Please copy the rows from the line with "Itemize the components" up to and including the line with "legend-swatch-female (371, 408, 377, 414)", and swap "title-divider" for "header-divider" while leaving everything else unchanged.

■ ■ ■

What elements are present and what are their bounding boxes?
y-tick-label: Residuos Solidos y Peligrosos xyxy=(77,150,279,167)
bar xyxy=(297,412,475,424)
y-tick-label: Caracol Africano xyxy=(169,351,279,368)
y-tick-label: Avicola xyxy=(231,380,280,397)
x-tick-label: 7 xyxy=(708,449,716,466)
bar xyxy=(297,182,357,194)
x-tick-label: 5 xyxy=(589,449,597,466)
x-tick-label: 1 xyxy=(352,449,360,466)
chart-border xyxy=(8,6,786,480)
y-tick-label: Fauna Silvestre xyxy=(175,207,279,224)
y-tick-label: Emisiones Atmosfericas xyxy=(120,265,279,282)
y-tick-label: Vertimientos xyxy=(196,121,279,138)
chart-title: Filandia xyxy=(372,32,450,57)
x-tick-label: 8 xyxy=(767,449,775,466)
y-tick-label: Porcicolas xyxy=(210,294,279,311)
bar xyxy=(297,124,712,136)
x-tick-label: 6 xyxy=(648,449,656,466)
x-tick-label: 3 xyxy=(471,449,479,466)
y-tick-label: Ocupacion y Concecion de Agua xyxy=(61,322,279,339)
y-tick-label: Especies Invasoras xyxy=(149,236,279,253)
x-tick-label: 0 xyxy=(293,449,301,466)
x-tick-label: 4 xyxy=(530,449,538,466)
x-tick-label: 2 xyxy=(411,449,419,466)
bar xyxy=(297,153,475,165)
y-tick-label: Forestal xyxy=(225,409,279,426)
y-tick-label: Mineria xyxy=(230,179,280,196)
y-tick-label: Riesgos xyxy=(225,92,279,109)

■ ■ ■

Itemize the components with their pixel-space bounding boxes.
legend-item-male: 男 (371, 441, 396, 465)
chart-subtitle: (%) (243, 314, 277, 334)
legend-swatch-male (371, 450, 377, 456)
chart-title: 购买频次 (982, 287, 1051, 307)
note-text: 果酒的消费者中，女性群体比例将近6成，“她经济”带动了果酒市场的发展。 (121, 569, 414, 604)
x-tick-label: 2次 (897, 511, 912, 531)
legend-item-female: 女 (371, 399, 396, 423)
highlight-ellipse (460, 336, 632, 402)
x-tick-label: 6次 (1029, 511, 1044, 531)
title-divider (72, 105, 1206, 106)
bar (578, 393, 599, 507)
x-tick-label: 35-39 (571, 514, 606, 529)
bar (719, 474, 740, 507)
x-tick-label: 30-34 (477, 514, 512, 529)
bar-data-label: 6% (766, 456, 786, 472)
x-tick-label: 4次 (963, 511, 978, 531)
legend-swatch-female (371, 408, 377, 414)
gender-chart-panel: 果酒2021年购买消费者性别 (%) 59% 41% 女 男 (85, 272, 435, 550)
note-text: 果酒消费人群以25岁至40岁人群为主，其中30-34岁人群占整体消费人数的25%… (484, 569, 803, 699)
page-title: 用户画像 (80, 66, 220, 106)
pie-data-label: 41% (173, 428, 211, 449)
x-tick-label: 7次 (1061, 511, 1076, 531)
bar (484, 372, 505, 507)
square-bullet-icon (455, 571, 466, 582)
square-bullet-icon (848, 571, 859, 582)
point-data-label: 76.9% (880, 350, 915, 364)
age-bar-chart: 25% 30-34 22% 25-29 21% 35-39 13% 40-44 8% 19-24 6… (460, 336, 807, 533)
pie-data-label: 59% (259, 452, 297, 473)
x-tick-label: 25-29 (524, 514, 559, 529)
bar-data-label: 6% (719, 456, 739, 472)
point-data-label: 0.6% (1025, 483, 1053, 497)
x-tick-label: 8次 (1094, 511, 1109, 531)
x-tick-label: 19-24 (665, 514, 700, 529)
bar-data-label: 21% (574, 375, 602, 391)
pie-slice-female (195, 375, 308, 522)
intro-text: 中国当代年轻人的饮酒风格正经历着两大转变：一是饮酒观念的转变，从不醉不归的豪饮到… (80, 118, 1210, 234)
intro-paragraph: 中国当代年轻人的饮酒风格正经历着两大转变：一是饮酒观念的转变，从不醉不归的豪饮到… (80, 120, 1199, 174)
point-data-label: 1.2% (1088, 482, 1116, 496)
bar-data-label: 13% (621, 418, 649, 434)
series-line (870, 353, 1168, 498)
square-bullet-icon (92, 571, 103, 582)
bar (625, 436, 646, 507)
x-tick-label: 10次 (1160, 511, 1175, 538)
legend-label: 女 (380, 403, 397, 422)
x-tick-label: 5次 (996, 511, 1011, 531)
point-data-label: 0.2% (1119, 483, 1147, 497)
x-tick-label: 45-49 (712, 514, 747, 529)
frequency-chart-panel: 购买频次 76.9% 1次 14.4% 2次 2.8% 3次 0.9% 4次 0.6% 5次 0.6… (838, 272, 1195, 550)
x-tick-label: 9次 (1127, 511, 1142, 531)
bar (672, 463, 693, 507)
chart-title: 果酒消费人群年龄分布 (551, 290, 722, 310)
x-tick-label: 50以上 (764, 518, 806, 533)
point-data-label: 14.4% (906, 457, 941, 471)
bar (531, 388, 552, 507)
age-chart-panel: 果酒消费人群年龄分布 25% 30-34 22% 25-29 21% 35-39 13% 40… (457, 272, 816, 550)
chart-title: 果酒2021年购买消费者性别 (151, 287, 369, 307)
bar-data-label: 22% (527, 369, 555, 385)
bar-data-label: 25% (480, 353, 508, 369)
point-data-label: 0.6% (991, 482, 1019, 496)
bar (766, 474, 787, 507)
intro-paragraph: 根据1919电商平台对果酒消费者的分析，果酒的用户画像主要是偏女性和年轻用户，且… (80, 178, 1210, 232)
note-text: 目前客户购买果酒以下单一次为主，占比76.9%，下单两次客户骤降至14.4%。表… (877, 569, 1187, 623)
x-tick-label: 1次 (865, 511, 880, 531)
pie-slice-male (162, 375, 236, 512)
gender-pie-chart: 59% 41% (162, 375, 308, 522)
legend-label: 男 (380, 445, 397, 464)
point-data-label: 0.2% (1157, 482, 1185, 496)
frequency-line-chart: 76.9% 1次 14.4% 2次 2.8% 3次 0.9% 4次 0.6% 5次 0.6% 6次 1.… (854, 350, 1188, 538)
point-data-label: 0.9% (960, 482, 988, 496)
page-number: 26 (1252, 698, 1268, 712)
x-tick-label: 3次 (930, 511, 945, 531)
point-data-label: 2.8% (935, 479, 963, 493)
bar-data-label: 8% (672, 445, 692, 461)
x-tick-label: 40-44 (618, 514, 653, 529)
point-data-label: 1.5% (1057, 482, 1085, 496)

■ ■ ■

Solution for this problem.
Itemize the components with their pixel-space bounding boxes.
legend-item-male: 男 (371, 441, 396, 465)
chart-subtitle: (%) (243, 314, 277, 334)
legend-swatch-male (371, 450, 377, 456)
chart-title: 购买频次 (982, 287, 1051, 307)
note-text: 果酒的消费者中，女性群体比例将近6成，“她经济”带动了果酒市场的发展。 (121, 569, 414, 604)
x-tick-label: 2次 (897, 511, 912, 531)
legend-item-female: 女 (371, 399, 396, 423)
highlight-ellipse (460, 336, 632, 402)
x-tick-label: 6次 (1029, 511, 1044, 531)
header-divider (72, 105, 1206, 106)
bar (578, 393, 599, 507)
x-tick-label: 35-39 (571, 514, 606, 529)
bar (719, 474, 740, 507)
x-tick-label: 30-34 (477, 514, 512, 529)
bar-data-label: 6% (766, 456, 786, 472)
x-tick-label: 4次 (963, 511, 978, 531)
legend-swatch-female (371, 408, 377, 414)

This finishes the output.